Short task → Assemble all lines in which the string "this" appears.

Dataset →

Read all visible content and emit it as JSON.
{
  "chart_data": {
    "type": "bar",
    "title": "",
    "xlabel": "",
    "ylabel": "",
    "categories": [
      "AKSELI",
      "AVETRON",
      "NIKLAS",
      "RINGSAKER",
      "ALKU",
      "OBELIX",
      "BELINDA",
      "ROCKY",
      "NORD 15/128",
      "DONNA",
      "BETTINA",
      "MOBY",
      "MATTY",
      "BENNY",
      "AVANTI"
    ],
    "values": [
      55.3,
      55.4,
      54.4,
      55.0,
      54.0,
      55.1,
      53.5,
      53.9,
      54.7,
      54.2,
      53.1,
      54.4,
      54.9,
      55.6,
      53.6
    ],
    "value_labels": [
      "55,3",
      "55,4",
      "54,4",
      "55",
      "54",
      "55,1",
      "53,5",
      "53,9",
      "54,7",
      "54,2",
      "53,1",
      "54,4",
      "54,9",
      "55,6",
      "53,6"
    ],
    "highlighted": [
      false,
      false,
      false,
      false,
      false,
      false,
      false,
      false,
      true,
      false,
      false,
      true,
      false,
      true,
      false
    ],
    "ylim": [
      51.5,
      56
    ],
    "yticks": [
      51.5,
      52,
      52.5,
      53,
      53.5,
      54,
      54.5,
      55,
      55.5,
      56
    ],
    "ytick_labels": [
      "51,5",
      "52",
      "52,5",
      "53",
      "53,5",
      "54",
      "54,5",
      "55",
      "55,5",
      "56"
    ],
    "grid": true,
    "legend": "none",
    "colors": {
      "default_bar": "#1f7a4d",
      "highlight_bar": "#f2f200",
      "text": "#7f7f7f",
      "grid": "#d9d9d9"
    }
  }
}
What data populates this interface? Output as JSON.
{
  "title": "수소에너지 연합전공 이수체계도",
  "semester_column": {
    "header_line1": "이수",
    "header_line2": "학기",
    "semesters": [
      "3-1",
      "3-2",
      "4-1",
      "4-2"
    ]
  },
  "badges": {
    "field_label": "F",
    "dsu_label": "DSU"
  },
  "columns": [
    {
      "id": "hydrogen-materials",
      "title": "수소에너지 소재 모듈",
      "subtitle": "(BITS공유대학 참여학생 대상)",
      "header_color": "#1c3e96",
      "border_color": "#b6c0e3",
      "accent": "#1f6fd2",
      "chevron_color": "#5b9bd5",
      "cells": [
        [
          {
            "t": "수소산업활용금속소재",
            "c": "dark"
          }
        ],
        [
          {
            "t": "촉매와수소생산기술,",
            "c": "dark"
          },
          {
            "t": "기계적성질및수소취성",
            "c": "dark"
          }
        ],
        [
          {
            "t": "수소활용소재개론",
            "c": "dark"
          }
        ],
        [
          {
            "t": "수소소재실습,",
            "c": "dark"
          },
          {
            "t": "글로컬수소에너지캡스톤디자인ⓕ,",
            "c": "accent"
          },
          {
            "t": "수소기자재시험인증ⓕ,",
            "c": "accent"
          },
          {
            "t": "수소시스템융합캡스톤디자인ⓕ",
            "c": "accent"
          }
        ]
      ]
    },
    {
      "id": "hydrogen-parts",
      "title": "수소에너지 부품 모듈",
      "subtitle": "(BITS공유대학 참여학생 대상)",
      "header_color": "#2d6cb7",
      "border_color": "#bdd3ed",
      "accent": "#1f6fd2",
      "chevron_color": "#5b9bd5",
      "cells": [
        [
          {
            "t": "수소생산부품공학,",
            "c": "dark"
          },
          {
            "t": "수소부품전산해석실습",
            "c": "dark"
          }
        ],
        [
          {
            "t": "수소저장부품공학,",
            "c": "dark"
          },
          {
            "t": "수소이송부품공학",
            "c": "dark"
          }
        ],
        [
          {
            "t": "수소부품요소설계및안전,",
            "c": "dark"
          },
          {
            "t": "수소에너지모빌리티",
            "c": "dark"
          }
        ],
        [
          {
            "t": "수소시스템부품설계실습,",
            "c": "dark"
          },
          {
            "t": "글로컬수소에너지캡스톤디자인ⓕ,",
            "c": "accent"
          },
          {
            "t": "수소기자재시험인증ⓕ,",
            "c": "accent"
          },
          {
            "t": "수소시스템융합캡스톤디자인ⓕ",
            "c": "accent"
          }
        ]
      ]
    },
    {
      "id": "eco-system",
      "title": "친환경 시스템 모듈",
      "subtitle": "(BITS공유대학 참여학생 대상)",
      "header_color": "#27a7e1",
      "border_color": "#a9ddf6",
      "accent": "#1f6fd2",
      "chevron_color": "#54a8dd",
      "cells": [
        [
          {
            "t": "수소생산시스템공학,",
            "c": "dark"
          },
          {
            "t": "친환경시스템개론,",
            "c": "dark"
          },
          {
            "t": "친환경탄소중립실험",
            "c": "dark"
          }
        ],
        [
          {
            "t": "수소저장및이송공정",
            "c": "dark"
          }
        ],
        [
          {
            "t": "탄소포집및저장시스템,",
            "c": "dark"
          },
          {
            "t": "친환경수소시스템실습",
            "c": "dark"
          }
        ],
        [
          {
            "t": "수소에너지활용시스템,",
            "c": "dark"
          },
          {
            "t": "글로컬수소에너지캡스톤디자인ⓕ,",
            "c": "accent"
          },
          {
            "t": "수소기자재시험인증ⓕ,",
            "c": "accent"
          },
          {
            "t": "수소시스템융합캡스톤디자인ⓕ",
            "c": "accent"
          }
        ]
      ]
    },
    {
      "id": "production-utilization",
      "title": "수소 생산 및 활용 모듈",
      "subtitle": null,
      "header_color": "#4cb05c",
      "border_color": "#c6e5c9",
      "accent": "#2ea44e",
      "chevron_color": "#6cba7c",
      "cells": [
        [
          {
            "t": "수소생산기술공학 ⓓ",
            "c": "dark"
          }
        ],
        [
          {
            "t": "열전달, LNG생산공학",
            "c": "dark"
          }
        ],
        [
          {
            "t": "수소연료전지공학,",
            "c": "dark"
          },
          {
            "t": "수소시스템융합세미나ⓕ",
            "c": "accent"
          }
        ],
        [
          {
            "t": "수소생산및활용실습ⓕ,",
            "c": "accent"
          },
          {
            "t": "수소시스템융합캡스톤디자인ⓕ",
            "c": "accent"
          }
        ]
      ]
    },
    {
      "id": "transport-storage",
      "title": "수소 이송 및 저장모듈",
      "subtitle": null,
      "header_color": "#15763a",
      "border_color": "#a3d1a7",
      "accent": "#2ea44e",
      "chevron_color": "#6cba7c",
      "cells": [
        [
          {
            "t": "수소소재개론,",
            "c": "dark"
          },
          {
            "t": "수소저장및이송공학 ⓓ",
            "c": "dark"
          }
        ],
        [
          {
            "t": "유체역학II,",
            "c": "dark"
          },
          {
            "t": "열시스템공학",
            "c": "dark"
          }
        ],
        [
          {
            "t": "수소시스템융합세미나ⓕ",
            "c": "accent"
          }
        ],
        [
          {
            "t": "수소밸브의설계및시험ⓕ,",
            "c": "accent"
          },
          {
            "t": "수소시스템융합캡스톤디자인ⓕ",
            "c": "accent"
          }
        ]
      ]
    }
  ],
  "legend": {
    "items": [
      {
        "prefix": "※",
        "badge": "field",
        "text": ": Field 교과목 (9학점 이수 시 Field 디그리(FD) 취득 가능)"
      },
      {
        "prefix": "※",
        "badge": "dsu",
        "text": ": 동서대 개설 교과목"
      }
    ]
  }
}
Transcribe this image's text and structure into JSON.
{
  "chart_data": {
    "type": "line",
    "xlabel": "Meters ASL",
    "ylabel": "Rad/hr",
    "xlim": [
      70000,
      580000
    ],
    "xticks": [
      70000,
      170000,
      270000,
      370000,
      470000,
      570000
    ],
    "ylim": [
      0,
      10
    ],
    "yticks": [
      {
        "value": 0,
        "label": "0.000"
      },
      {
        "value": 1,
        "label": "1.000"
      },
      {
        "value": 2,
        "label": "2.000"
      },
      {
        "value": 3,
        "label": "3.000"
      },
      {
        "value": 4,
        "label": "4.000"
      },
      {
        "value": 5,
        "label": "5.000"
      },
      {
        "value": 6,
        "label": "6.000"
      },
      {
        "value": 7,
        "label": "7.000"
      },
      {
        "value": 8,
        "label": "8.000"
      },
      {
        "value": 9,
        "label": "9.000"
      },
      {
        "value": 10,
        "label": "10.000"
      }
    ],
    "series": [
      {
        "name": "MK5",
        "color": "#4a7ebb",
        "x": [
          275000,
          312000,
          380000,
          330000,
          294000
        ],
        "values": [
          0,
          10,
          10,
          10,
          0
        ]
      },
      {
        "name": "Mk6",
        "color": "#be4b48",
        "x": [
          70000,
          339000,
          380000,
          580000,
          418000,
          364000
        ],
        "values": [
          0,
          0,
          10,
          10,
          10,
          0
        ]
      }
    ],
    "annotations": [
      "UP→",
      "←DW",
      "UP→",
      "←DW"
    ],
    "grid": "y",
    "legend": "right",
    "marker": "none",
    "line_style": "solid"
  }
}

Expected answer →
What data populates this interface? Output as JSON.
Transcribe this image's text and structure into JSON.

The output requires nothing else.